> [WORK TO DO] Without skipping anything, write out each record below exactly.

Saved entries

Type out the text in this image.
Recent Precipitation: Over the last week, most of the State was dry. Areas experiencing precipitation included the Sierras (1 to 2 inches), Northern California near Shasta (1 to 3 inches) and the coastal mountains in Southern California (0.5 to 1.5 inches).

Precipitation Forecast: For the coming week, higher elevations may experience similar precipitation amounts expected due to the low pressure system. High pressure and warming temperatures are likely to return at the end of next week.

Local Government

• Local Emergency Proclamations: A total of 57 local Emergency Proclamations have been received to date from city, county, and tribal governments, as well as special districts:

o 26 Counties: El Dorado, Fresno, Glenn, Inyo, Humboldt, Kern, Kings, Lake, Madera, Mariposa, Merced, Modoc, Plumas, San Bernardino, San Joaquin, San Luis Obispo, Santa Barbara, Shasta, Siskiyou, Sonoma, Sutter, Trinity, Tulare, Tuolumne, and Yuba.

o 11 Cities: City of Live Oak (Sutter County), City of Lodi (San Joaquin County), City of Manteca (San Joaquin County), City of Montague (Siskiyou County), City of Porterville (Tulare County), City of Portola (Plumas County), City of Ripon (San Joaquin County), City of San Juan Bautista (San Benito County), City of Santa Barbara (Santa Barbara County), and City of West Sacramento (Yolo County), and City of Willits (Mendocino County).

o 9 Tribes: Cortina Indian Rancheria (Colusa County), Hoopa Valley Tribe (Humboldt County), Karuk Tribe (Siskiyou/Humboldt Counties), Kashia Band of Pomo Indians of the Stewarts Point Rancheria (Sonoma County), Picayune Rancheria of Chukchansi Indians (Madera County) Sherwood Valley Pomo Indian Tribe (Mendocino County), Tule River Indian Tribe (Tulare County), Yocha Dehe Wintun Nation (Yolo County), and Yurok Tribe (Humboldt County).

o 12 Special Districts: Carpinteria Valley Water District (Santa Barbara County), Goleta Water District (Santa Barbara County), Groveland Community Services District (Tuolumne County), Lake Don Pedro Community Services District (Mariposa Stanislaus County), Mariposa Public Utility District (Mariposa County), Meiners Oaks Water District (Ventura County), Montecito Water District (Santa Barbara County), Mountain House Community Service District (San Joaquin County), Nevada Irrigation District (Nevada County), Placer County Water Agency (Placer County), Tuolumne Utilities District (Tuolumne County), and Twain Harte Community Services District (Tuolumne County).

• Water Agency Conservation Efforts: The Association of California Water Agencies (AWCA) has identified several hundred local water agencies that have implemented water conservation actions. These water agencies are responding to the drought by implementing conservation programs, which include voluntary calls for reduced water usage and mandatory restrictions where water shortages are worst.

> [ANSWER]
Type out the text in this image.
Recent Precipitation: Over the last week, most of the State was dry. Areas experiencing precipitation included the Sierras (1 to 2 inches), Northern California near Shasta (1 to 3 inches) and the coastal mountains in Southern California (0.5 to 1.5 inches).

Precipitation Forecast: For the coming week, higher elevations may experience similar precipitation amounts expected due to the low pressure system. High pressure and warming temperatures are likely to return at the end of next week.

Local Government

• Local Emergency Proclamations: A total of 57 local Emergency Proclamations have been received to date from city, county, and tribal governments, as well as special districts:

o 26 Counties: El Dorado, Fresno, Glenn, Inyo, Humboldt, Kern, Kings, Lake, Madera, Mariposa, Merced, Modoc, Plumas, San Bernardino, San Joaquin, San Luis Obispo, Santa Barbara, Shasta, Siskiyou, Sonoma, Sutter, Trinity, Tulare, Tuolumne, and Yuba.

o 11 Cities: City of Live Oak (Sutter County), City of Lodi (San Joaquin County), City of Manteca (San Joaquin County), City of Montague (Siskiyou County), City of Porterville (Tulare County), City of Portola (Plumas County), City of Ripon (San Joaquin County), City of San Juan Bautista (San Benito County), City of Santa Barbara (Santa Barbara County), and City of West Sacramento (Yolo County), and City of Willits (Mendocino County).

o 9 Tribes: Cortina Indian Rancheria (Colusa County), Hoopa Valley Tribe (Humboldt County), Karuk Tribe (Siskiyou/Humboldt Counties), Kashia Band of Pomo Indians of the Stewarts Point Rancheria (Sonoma County), Picayune Rancheria of Chukchansi Indians (Madera County) Sherwood Valley Pomo Indian Tribe (Mendocino County), Tule River Indian Tribe (Tulare County), Yocha Dehe Wintun Nation (Yolo County), and Yurok Tribe (Humboldt County).

o 12 Special Districts: Carpinteria Valley Water District (Santa Barbara County), Goleta Water District (Santa Barbara County), Groveland Community Services District (Tuolumne County), Lake Don Pedro Community Services District (Mariposa Stanislaus County), Mariposa Public Utility District (Mariposa County), Meiners Oaks Water District (Ventura County), Montecito Water District (Santa Barbara County), Mountain House Community Service District (San Joaquin County), Nevada Irrigation District (Nevada County), Placer County Water Agency (Placer County), Tuolumne Utilities District (Tuolumne County), and Twain Harte Community Services District (Tuolumne County).

• Water Agency Conservation Efforts: The Association of California Water Agencies (AWCA) has identified several hundred local water agencies that have implemented water conservation actions. These water agencies are responding to the drought by implementing conservation programs, which include voluntary calls for reduced water usage and mandatory restrictions where water shortages are worst.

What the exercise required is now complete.